## Exercícios propostos
- a) Diz se cada afirmação está de acordo com o texto sobre os filmes de Mulligan, respondendo sim ou não e citando as palavras do texto que o decidem: (i) Em Bloodbrothers, Richard Gere sobe as escadas carregado de cabos de electricidade e cafés. (ii) Em The Nickel Ride, Cooper foge da polícia. (iii) Natalie Wood faz de grávida em Love with the Proper Stranger.
- b) Retoma o texto sobre os filmes de Mulligan logo a seguir à sua última frase.

## Texto fornecido
========================

As corridas desenfreadas e impulsivas das personagens de Mulligan não se esquecem. Seja Reese Witherspoon nos arredores da sua casa no Louisiana, atrás do vizinho em The Man in the Moon (1991), ou Richard Gere a subir as escadas do local de construção onde estão o pai e o tio, carregado de cabos de electricidade e cafés em Bloodbrothers (1978), numa vertigem absolutamente necessária e que tem que ceder à personagem porque é indissociável dela e dos objectivos do filme. A câmara percorre as ruas da cidade da família DeCoco a uma velocidade torrencial no início do filme porque é também a essa velocidade que o jovem tem que tomar as suas decisões. Tal como a personagem de Michael Sarrazin em The Pursuit of Happiness (1970), que tem uma lei que não lhe dá o benefício da dúvida no seu encalço e sente que tem de fugir, ou o Cooper de The Nickel Ride (1974) que tem a máfia atrás dele e também corre e também foge. Sem forçar sequer esta velocidade, o que interessa a Mulligan é observar e acompanhar as personagens durante todo o filme para no fim tirar as suas conclusões, com paciência e generosidade. Privilegia os jovens que têm que crescer em pouco tempo e nesse pouco tempo viver uma vida inteira, fazendo as escolhas que irão moldar as suas vidas desses dias em diante. Natalie Wood, grávida em Love with the Proper Stranger, atrás de Steve McQueen, depois de uma noite juntos e sem que este a reconheça, para que ele assuma as suas responsabilidades; Sandy Dennis a andar pelos corredores atulhados e perigosos de Up the Down Staircase e a tentar fazer alguma coisa de si e dos seus alunos confusos e tanto tempo negligenciados...

========================

## Linhas fornecidas
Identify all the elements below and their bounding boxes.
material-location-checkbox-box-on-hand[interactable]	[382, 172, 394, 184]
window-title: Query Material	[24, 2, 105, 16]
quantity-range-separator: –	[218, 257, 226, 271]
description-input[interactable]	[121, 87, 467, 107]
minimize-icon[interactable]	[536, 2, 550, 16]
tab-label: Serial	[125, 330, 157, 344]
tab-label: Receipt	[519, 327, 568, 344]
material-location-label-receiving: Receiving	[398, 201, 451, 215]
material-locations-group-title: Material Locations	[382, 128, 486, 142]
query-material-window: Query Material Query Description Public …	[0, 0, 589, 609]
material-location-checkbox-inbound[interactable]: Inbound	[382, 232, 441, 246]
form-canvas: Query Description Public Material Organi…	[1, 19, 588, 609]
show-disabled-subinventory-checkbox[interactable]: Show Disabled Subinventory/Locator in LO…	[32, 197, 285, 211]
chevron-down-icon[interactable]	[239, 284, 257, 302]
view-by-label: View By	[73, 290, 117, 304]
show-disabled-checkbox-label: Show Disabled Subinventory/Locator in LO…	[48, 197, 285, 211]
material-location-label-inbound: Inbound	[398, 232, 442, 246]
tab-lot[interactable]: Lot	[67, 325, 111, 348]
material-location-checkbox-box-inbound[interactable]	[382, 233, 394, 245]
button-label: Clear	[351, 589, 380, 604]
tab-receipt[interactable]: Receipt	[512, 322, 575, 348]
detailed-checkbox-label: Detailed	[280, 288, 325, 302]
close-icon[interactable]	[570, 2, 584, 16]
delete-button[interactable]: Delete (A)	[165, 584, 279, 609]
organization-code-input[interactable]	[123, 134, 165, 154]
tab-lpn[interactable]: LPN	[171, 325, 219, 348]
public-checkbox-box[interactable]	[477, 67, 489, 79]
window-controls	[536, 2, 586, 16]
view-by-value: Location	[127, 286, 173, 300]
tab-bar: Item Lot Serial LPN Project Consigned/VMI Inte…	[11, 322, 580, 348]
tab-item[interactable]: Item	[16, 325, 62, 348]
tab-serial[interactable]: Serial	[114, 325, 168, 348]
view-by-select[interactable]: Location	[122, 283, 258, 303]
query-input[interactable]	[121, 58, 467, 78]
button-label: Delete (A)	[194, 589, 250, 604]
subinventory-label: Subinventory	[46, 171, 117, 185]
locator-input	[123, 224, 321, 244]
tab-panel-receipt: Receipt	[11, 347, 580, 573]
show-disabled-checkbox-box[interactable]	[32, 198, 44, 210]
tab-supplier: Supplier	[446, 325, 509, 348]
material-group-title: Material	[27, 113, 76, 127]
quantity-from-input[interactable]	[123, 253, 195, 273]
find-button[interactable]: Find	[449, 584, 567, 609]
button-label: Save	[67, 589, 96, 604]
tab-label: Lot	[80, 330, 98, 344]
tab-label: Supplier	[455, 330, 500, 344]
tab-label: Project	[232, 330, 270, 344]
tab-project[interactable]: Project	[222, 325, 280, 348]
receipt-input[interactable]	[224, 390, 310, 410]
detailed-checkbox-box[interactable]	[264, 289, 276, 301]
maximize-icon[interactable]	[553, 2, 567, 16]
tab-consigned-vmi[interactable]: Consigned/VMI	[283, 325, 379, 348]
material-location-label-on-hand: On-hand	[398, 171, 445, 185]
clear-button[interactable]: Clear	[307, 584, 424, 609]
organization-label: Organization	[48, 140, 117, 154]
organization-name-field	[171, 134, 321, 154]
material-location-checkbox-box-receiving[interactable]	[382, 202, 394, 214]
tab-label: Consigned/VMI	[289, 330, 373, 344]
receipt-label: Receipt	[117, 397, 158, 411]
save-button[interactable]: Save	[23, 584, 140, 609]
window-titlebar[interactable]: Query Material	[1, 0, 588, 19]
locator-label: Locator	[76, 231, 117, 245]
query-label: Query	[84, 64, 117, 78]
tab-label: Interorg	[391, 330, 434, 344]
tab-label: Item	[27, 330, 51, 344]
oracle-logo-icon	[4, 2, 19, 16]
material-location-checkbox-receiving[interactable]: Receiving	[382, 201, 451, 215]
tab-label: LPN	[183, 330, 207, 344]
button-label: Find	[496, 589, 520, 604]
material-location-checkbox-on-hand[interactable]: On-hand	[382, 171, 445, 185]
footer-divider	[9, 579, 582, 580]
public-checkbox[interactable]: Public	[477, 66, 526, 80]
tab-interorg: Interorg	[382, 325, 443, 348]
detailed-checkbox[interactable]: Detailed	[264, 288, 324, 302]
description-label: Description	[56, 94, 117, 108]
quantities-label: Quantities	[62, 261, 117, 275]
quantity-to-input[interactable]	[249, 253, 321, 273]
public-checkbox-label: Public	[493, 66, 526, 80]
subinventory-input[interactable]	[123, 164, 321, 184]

========================

## Respostas
- a)
(i) Sim: "Richard Gere a subir as escadas do local de construção onde estão o pai e o tio, carregado de cabos de electricidade e cafés em Bloodbrothers (1978)".
(ii) Não: "o Cooper de The Nickel Ride (1974) que tem a máfia atrás dele".
(iii) Sim: "Natalie Wood, grávida em Love with the Proper Stranger".

- b)
É nesse filme, de resto, que a professora dá a ler aos jovens a primeira frase de A Tale of Two Cities, de Charles Dickens, de quem Mulligan confessou ser o maior fã e o provou ao abrir Summer of ’42 com a sua própria voz, como Hermie envelhecido. Diz ele: “for no person I’ve ever known has ever done more to make me feel more sure, more insecure, more important and less significant...” Podia ser “It was the best of times, it was the worst of times...” A dada altura, Mulligan dá-nos a ver esse Hermie inocente a correr pelas cercanias da sua casa e a esmurrar ao vento num plano fabuloso, furioso com nada e com tudo. Até chegar essa cena enorme, bem densa e sem quaisquer palavras na cabana, de noite e de noite na alma, só com o som das ondas e da agulha de um gira-discos já sem música, regada com o whisky e os cigarros que vão enganando a imensa tristeza de Dorothy, que Hermie deixa a fumar e a chorar no alpendre com os olhos postos no mar... 

E as dúvidas e a confusão dissipam-se, quando Hermie ouve o amigo a queixar-se por se queixar e percebe que há dores e terrores bem mais horríveis e impronunciáveis do que os que sentem os miúdos...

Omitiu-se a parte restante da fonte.